### Exercise details
What follows is a listing. Write it all out exactly.

____________

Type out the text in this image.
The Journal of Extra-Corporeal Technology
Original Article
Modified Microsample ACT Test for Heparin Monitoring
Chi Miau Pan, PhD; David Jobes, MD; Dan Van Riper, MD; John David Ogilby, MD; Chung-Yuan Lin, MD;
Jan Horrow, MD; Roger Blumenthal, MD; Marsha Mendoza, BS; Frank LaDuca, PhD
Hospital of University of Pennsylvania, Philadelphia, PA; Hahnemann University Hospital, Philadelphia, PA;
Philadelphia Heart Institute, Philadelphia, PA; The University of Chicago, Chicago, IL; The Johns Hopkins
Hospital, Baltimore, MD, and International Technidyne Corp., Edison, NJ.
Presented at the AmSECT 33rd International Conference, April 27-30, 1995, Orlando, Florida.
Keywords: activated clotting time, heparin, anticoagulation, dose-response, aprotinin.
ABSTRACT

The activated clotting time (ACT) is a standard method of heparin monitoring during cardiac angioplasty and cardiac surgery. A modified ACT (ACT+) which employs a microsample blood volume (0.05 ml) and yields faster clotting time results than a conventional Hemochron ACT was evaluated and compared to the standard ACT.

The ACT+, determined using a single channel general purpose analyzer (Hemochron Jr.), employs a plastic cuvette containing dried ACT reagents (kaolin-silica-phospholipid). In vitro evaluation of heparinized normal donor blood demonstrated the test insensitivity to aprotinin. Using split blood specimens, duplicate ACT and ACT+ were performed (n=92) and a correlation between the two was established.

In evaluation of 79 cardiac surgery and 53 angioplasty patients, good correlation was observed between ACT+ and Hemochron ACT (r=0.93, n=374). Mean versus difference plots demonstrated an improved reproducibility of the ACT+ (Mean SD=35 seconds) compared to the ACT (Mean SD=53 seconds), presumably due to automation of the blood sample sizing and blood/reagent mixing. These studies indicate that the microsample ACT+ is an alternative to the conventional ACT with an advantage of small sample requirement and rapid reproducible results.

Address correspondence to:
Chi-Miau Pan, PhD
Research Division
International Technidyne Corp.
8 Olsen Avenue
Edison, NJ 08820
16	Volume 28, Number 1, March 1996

____________

### The completed task
Type out the text in this image.
The Journal of Extra-Corporeal Technology
Original Article
Modified Microsample ACT Test for Heparin Monitoring
Chi Miau Pan, PhD; David Jobes, MD; Dan Van Riper, MD; John David Ogilby, MD; Chung-Yuan Lin, MD;
Jan Horrow, MD; Roger Blumenthal, MD; Marsha Mendoza, BS; Frank LaDuca, PhD
Hospital of University of Pennsylvania, Philadelphia, PA; Hahnemann University Hospital, Philadelphia, PA;
Philadelphia Heart Institute, Philadelphia, PA; The University of Chicago, Chicago, IL; The Johns Hopkins
Hospital, Baltimore, MD, and International Technidyne Corp., Edison, NJ.
Presented at the AmSECT 33rd International Conference, April 27-30, 1995, Orlando, Florida.
Keywords: activated clotting time, heparin, anticoagulation, dose-response, aprotinin.
ABSTRACT

The activated clotting time (ACT) is a standard method of heparin monitoring during cardiac angioplasty and cardiac surgery. A modified ACT (ACT+) which employs a microsample blood volume (0.05 ml) and yields faster clotting time results than a conventional Hemochron ACT was evaluated and compared to the standard ACT.

The ACT+, determined using a single channel general purpose analyzer (Hemochron Jr.), employs a plastic cuvette containing dried ACT reagents (kaolin-silica-phospholipid). In vitro evaluation of heparinized normal donor blood demonstrated the test insensitivity to aprotinin. Using split blood specimens, duplicate ACT and ACT+ were performed (n=92) and a correlation between the two was established.

In evaluation of 79 cardiac surgery and 53 angioplasty patients, good correlation was observed between ACT+ and Hemochron ACT (r=0.93, n=374). Mean versus difference plots demonstrated an improved reproducibility of the ACT+ (Mean SD=35 seconds) compared to the ACT (Mean SD=53 seconds), presumably due to automation of the blood sample sizing and blood/reagent mixing. These studies indicate that the microsample ACT+ is an alternative to the conventional ACT with an advantage of small sample requirement and rapid reproducible results.

Address correspondence to:
Chi-Miau Pan, PhD
Research Division
International Technidyne Corp.
8 Olsen Avenue
Edison, NJ 08820
16	Volume 28, Number 1, March 1996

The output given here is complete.